→ **THE REQUEST**:
Exactly as they appear, output all of the records. Skip any images.

→ **RECORDS SUPPLIED**:

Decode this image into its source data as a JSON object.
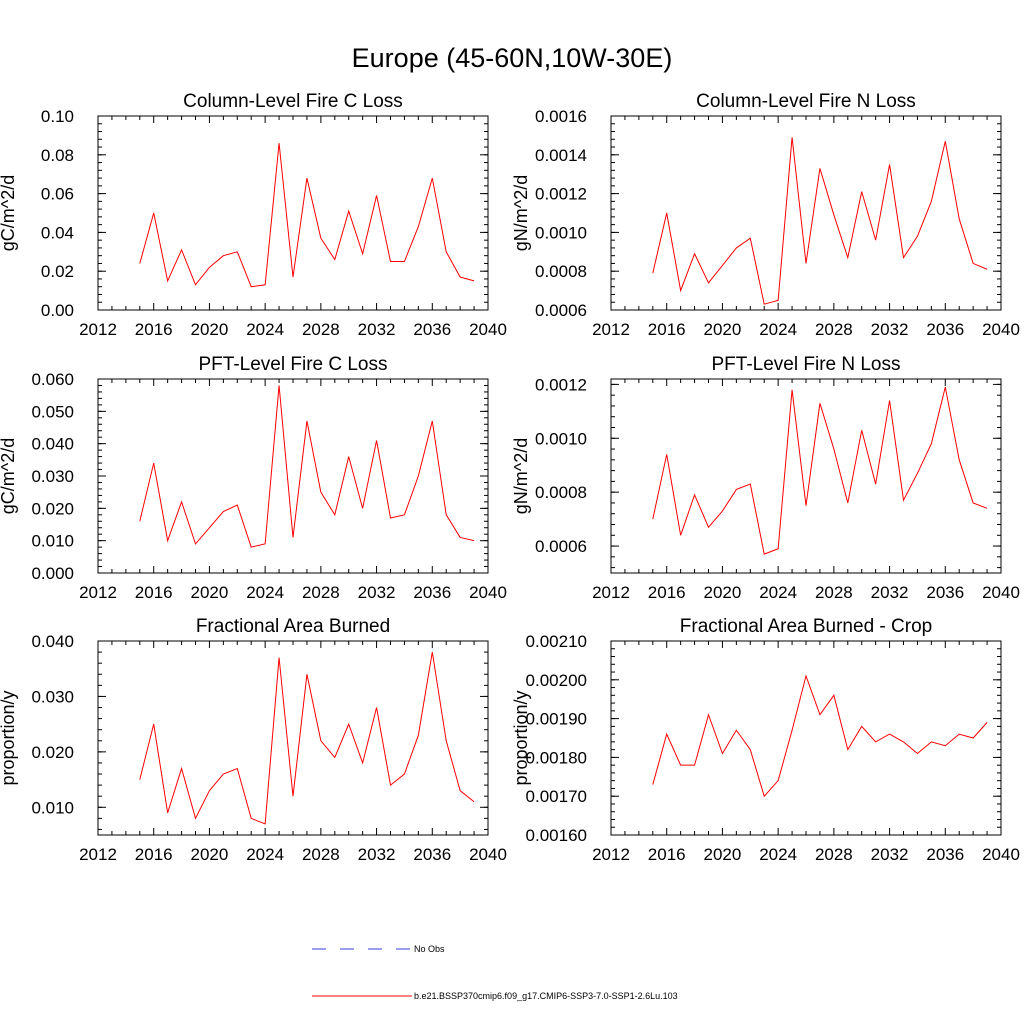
{
  "figure": {
    "title": "Europe (45-60N,10W-30E)"
  },
  "legend": {
    "entries": [
      {
        "label": "No Obs",
        "color": "#3b3bdc",
        "style": "dashed"
      },
      {
        "label": "b.e21.BSSP370cmip6.f09_g17.CMIP6-SSP3-7.0-SSP1-2.6Lu.103",
        "color": "#ff0000",
        "style": "solid"
      }
    ]
  },
  "chart_data": [
    {
      "type": "line",
      "title": "Column-Level Fire C Loss",
      "ylabel": "gC/m^2/d",
      "xlim": [
        2012,
        2040
      ],
      "ylim": [
        0,
        0.1
      ],
      "xticks": [
        "2012",
        "2016",
        "2020",
        "2024",
        "2028",
        "2032",
        "2036",
        "2040"
      ],
      "yticks": [
        "0.00",
        "0.02",
        "0.04",
        "0.06",
        "0.08",
        "0.10"
      ],
      "x": [
        2015,
        2016,
        2017,
        2018,
        2019,
        2020,
        2021,
        2022,
        2023,
        2024,
        2025,
        2026,
        2027,
        2028,
        2029,
        2030,
        2031,
        2032,
        2033,
        2034,
        2035,
        2036,
        2037,
        2038,
        2039
      ],
      "series": [
        {
          "color": "#ff0000",
          "values": [
            0.024,
            0.05,
            0.015,
            0.031,
            0.013,
            0.022,
            0.028,
            0.03,
            0.012,
            0.013,
            0.086,
            0.017,
            0.068,
            0.037,
            0.026,
            0.051,
            0.029,
            0.059,
            0.025,
            0.025,
            0.043,
            0.068,
            0.03,
            0.017,
            0.015
          ]
        }
      ]
    },
    {
      "type": "line",
      "title": "Column-Level Fire N Loss",
      "ylabel": "gN/m^2/d",
      "xlim": [
        2012,
        2040
      ],
      "ylim": [
        0.0006,
        0.0016
      ],
      "xticks": [
        "2012",
        "2016",
        "2020",
        "2024",
        "2028",
        "2032",
        "2036",
        "2040"
      ],
      "yticks": [
        "0.0006",
        "0.0008",
        "0.0010",
        "0.0012",
        "0.0014",
        "0.0016"
      ],
      "x": [
        2015,
        2016,
        2017,
        2018,
        2019,
        2020,
        2021,
        2022,
        2023,
        2024,
        2025,
        2026,
        2027,
        2028,
        2029,
        2030,
        2031,
        2032,
        2033,
        2034,
        2035,
        2036,
        2037,
        2038,
        2039
      ],
      "series": [
        {
          "color": "#ff0000",
          "values": [
            0.00079,
            0.0011,
            0.0007,
            0.00089,
            0.00074,
            0.00083,
            0.00092,
            0.00097,
            0.00063,
            0.00065,
            0.00149,
            0.00084,
            0.00133,
            0.00109,
            0.00087,
            0.00121,
            0.00096,
            0.00135,
            0.00087,
            0.00098,
            0.00116,
            0.00147,
            0.00107,
            0.00084,
            0.00081
          ]
        }
      ]
    },
    {
      "type": "line",
      "title": "PFT-Level Fire C Loss",
      "ylabel": "gC/m^2/d",
      "xlim": [
        2012,
        2040
      ],
      "ylim": [
        0,
        0.06
      ],
      "xticks": [
        "2012",
        "2016",
        "2020",
        "2024",
        "2028",
        "2032",
        "2036",
        "2040"
      ],
      "yticks": [
        "0.000",
        "0.010",
        "0.020",
        "0.030",
        "0.040",
        "0.050",
        "0.060"
      ],
      "x": [
        2015,
        2016,
        2017,
        2018,
        2019,
        2020,
        2021,
        2022,
        2023,
        2024,
        2025,
        2026,
        2027,
        2028,
        2029,
        2030,
        2031,
        2032,
        2033,
        2034,
        2035,
        2036,
        2037,
        2038,
        2039
      ],
      "series": [
        {
          "color": "#ff0000",
          "values": [
            0.016,
            0.034,
            0.01,
            0.022,
            0.009,
            0.014,
            0.019,
            0.021,
            0.008,
            0.009,
            0.058,
            0.011,
            0.047,
            0.025,
            0.018,
            0.036,
            0.02,
            0.041,
            0.017,
            0.018,
            0.03,
            0.047,
            0.018,
            0.011,
            0.01
          ]
        }
      ]
    },
    {
      "type": "line",
      "title": "PFT-Level Fire N Loss",
      "ylabel": "gN/m^2/d",
      "xlim": [
        2012,
        2040
      ],
      "ylim": [
        0.0005,
        0.00122
      ],
      "xticks": [
        "2012",
        "2016",
        "2020",
        "2024",
        "2028",
        "2032",
        "2036",
        "2040"
      ],
      "yticks": [
        "0.0006",
        "0.0008",
        "0.0010",
        "0.0012"
      ],
      "x": [
        2015,
        2016,
        2017,
        2018,
        2019,
        2020,
        2021,
        2022,
        2023,
        2024,
        2025,
        2026,
        2027,
        2028,
        2029,
        2030,
        2031,
        2032,
        2033,
        2034,
        2035,
        2036,
        2037,
        2038,
        2039
      ],
      "series": [
        {
          "color": "#ff0000",
          "values": [
            0.0007,
            0.00094,
            0.00064,
            0.00079,
            0.00067,
            0.00073,
            0.00081,
            0.00083,
            0.00057,
            0.00059,
            0.00118,
            0.00075,
            0.00113,
            0.00096,
            0.00076,
            0.00103,
            0.00083,
            0.00114,
            0.00077,
            0.00087,
            0.00098,
            0.00119,
            0.00092,
            0.00076,
            0.00074
          ]
        }
      ]
    },
    {
      "type": "line",
      "title": "Fractional Area Burned",
      "ylabel": "proportion/y",
      "xlim": [
        2012,
        2040
      ],
      "ylim": [
        0.005,
        0.04
      ],
      "xticks": [
        "2012",
        "2016",
        "2020",
        "2024",
        "2028",
        "2032",
        "2036",
        "2040"
      ],
      "yticks": [
        "0.010",
        "0.020",
        "0.030",
        "0.040"
      ],
      "x": [
        2015,
        2016,
        2017,
        2018,
        2019,
        2020,
        2021,
        2022,
        2023,
        2024,
        2025,
        2026,
        2027,
        2028,
        2029,
        2030,
        2031,
        2032,
        2033,
        2034,
        2035,
        2036,
        2037,
        2038,
        2039
      ],
      "series": [
        {
          "color": "#ff0000",
          "values": [
            0.015,
            0.025,
            0.009,
            0.017,
            0.008,
            0.013,
            0.016,
            0.017,
            0.008,
            0.007,
            0.037,
            0.012,
            0.034,
            0.022,
            0.019,
            0.025,
            0.018,
            0.028,
            0.014,
            0.016,
            0.023,
            0.038,
            0.022,
            0.013,
            0.011
          ]
        }
      ]
    },
    {
      "type": "line",
      "title": "Fractional Area Burned - Crop",
      "ylabel": "proportion/y",
      "xlim": [
        2012,
        2040
      ],
      "ylim": [
        0.0016,
        0.0021
      ],
      "xticks": [
        "2012",
        "2016",
        "2020",
        "2024",
        "2028",
        "2032",
        "2036",
        "2040"
      ],
      "yticks": [
        "0.00160",
        "0.00170",
        "0.00180",
        "0.00190",
        "0.00200",
        "0.00210"
      ],
      "x": [
        2015,
        2016,
        2017,
        2018,
        2019,
        2020,
        2021,
        2022,
        2023,
        2024,
        2025,
        2026,
        2027,
        2028,
        2029,
        2030,
        2031,
        2032,
        2033,
        2034,
        2035,
        2036,
        2037,
        2038,
        2039
      ],
      "series": [
        {
          "color": "#ff0000",
          "values": [
            0.00173,
            0.00186,
            0.00178,
            0.00178,
            0.00191,
            0.00181,
            0.00187,
            0.00182,
            0.0017,
            0.00174,
            0.00187,
            0.00201,
            0.00191,
            0.00196,
            0.00182,
            0.00188,
            0.00184,
            0.00186,
            0.00184,
            0.00181,
            0.00184,
            0.00183,
            0.00186,
            0.00185,
            0.00189
          ]
        }
      ]
    }
  ]
}
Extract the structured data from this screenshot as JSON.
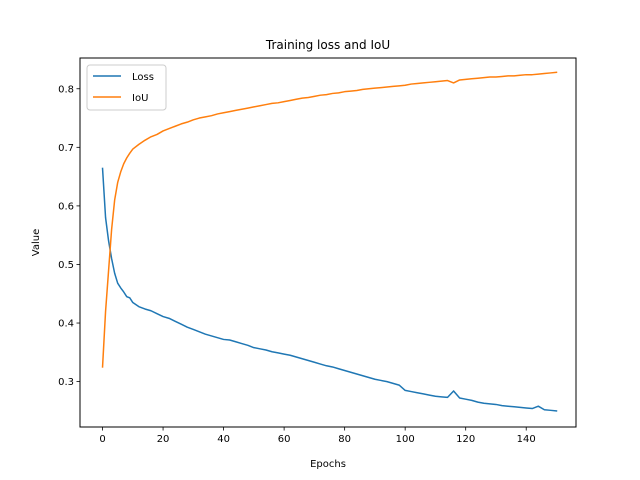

→ **FINISHED ANSWER**:
Decode this image into its source data as a JSON object.
{
  "figure": {
    "title": "Europe (45-60N,10W-30E)"
  },
  "legend": {
    "entries": [
      {
        "label": "No Obs",
        "color": "#3b3bdc",
        "style": "dashed"
      },
      {
        "label": "b.e21.BSSP370cmip6.f09_g17.CMIP6-SSP3-7.0-SSP1-2.6Lu.103",
        "color": "#ff0000",
        "style": "solid"
      }
    ]
  },
  "chart_data": [
    {
      "type": "line",
      "title": "Column-Level Fire C Loss",
      "ylabel": "gC/m^2/d",
      "xlim": [
        2012,
        2040
      ],
      "ylim": [
        0,
        0.1
      ],
      "xticks": [
        "2012",
        "2016",
        "2020",
        "2024",
        "2028",
        "2032",
        "2036",
        "2040"
      ],
      "yticks": [
        "0.00",
        "0.02",
        "0.04",
        "0.06",
        "0.08",
        "0.10"
      ],
      "x": [
        2015,
        2016,
        2017,
        2018,
        2019,
        2020,
        2021,
        2022,
        2023,
        2024,
        2025,
        2026,
        2027,
        2028,
        2029,
        2030,
        2031,
        2032,
        2033,
        2034,
        2035,
        2036,
        2037,
        2038,
        2039
      ],
      "series": [
        {
          "color": "#ff0000",
          "values": [
            0.024,
            0.05,
            0.015,
            0.031,
            0.013,
            0.022,
            0.028,
            0.03,
            0.012,
            0.013,
            0.086,
            0.017,
            0.068,
            0.037,
            0.026,
            0.051,
            0.029,
            0.059,
            0.025,
            0.025,
            0.043,
            0.068,
            0.03,
            0.017,
            0.015
          ]
        }
      ]
    },
    {
      "type": "line",
      "title": "Column-Level Fire N Loss",
      "ylabel": "gN/m^2/d",
      "xlim": [
        2012,
        2040
      ],
      "ylim": [
        0.0006,
        0.0016
      ],
      "xticks": [
        "2012",
        "2016",
        "2020",
        "2024",
        "2028",
        "2032",
        "2036",
        "2040"
      ],
      "yticks": [
        "0.0006",
        "0.0008",
        "0.0010",
        "0.0012",
        "0.0014",
        "0.0016"
      ],
      "x": [
        2015,
        2016,
        2017,
        2018,
        2019,
        2020,
        2021,
        2022,
        2023,
        2024,
        2025,
        2026,
        2027,
        2028,
        2029,
        2030,
        2031,
        2032,
        2033,
        2034,
        2035,
        2036,
        2037,
        2038,
        2039
      ],
      "series": [
        {
          "color": "#ff0000",
          "values": [
            0.00079,
            0.0011,
            0.0007,
            0.00089,
            0.00074,
            0.00083,
            0.00092,
            0.00097,
            0.00063,
            0.00065,
            0.00149,
            0.00084,
            0.00133,
            0.00109,
            0.00087,
            0.00121,
            0.00096,
            0.00135,
            0.00087,
            0.00098,
            0.00116,
            0.00147,
            0.00107,
            0.00084,
            0.00081
          ]
        }
      ]
    },
    {
      "type": "line",
      "title": "PFT-Level Fire C Loss",
      "ylabel": "gC/m^2/d",
      "xlim": [
        2012,
        2040
      ],
      "ylim": [
        0,
        0.06
      ],
      "xticks": [
        "2012",
        "2016",
        "2020",
        "2024",
        "2028",
        "2032",
        "2036",
        "2040"
      ],
      "yticks": [
        "0.000",
        "0.010",
        "0.020",
        "0.030",
        "0.040",
        "0.050",
        "0.060"
      ],
      "x": [
        2015,
        2016,
        2017,
        2018,
        2019,
        2020,
        2021,
        2022,
        2023,
        2024,
        2025,
        2026,
        2027,
        2028,
        2029,
        2030,
        2031,
        2032,
        2033,
        2034,
        2035,
        2036,
        2037,
        2038,
        2039
      ],
      "series": [
        {
          "color": "#ff0000",
          "values": [
            0.016,
            0.034,
            0.01,
            0.022,
            0.009,
            0.014,
            0.019,
            0.021,
            0.008,
            0.009,
            0.058,
            0.011,
            0.047,
            0.025,
            0.018,
            0.036,
            0.02,
            0.041,
            0.017,
            0.018,
            0.03,
            0.047,
            0.018,
            0.011,
            0.01
          ]
        }
      ]
    },
    {
      "type": "line",
      "title": "PFT-Level Fire N Loss",
      "ylabel": "gN/m^2/d",
      "xlim": [
        2012,
        2040
      ],
      "ylim": [
        0.0005,
        0.00122
      ],
      "xticks": [
        "2012",
        "2016",
        "2020",
        "2024",
        "2028",
        "2032",
        "2036",
        "2040"
      ],
      "yticks": [
        "0.0006",
        "0.0008",
        "0.0010",
        "0.0012"
      ],
      "x": [
        2015,
        2016,
        2017,
        2018,
        2019,
        2020,
        2021,
        2022,
        2023,
        2024,
        2025,
        2026,
        2027,
        2028,
        2029,
        2030,
        2031,
        2032,
        2033,
        2034,
        2035,
        2036,
        2037,
        2038,
        2039
      ],
      "series": [
        {
          "color": "#ff0000",
          "values": [
            0.0007,
            0.00094,
            0.00064,
            0.00079,
            0.00067,
            0.00073,
            0.00081,
            0.00083,
            0.00057,
            0.00059,
            0.00118,
            0.00075,
            0.00113,
            0.00096,
            0.00076,
            0.00103,
            0.00083,
            0.00114,
            0.00077,
            0.00087,
            0.00098,
            0.00119,
            0.00092,
            0.00076,
            0.00074
          ]
        }
      ]
    },
    {
      "type": "line",
      "title": "Fractional Area Burned",
      "ylabel": "proportion/y",
      "xlim": [
        2012,
        2040
      ],
      "ylim": [
        0.005,
        0.04
      ],
      "xticks": [
        "2012",
        "2016",
        "2020",
        "2024",
        "2028",
        "2032",
        "2036",
        "2040"
      ],
      "yticks": [
        "0.010",
        "0.020",
        "0.030",
        "0.040"
      ],
      "x": [
        2015,
        2016,
        2017,
        2018,
        2019,
        2020,
        2021,
        2022,
        2023,
        2024,
        2025,
        2026,
        2027,
        2028,
        2029,
        2030,
        2031,
        2032,
        2033,
        2034,
        2035,
        2036,
        2037,
        2038,
        2039
      ],
      "series": [
        {
          "color": "#ff0000",
          "values": [
            0.015,
            0.025,
            0.009,
            0.017,
            0.008,
            0.013,
            0.016,
            0.017,
            0.008,
            0.007,
            0.037,
            0.012,
            0.034,
            0.022,
            0.019,
            0.025,
            0.018,
            0.028,
            0.014,
            0.016,
            0.023,
            0.038,
            0.022,
            0.013,
            0.011
          ]
        }
      ]
    },
    {
      "type": "line",
      "title": "Fractional Area Burned - Crop",
      "ylabel": "proportion/y",
      "xlim": [
        2012,
        2040
      ],
      "ylim": [
        0.0016,
        0.0021
      ],
      "xticks": [
        "2012",
        "2016",
        "2020",
        "2024",
        "2028",
        "2032",
        "2036",
        "2040"
      ],
      "yticks": [
        "0.00160",
        "0.00170",
        "0.00180",
        "0.00190",
        "0.00200",
        "0.00210"
      ],
      "x": [
        2015,
        2016,
        2017,
        2018,
        2019,
        2020,
        2021,
        2022,
        2023,
        2024,
        2025,
        2026,
        2027,
        2028,
        2029,
        2030,
        2031,
        2032,
        2033,
        2034,
        2035,
        2036,
        2037,
        2038,
        2039
      ],
      "series": [
        {
          "color": "#ff0000",
          "values": [
            0.00173,
            0.00186,
            0.00178,
            0.00178,
            0.00191,
            0.00181,
            0.00187,
            0.00182,
            0.0017,
            0.00174,
            0.00187,
            0.00201,
            0.00191,
            0.00196,
            0.00182,
            0.00188,
            0.00184,
            0.00186,
            0.00184,
            0.00181,
            0.00184,
            0.00183,
            0.00186,
            0.00185,
            0.00189
          ]
        }
      ]
    }
  ]
}
Extract the structured data from this screenshot as JSON.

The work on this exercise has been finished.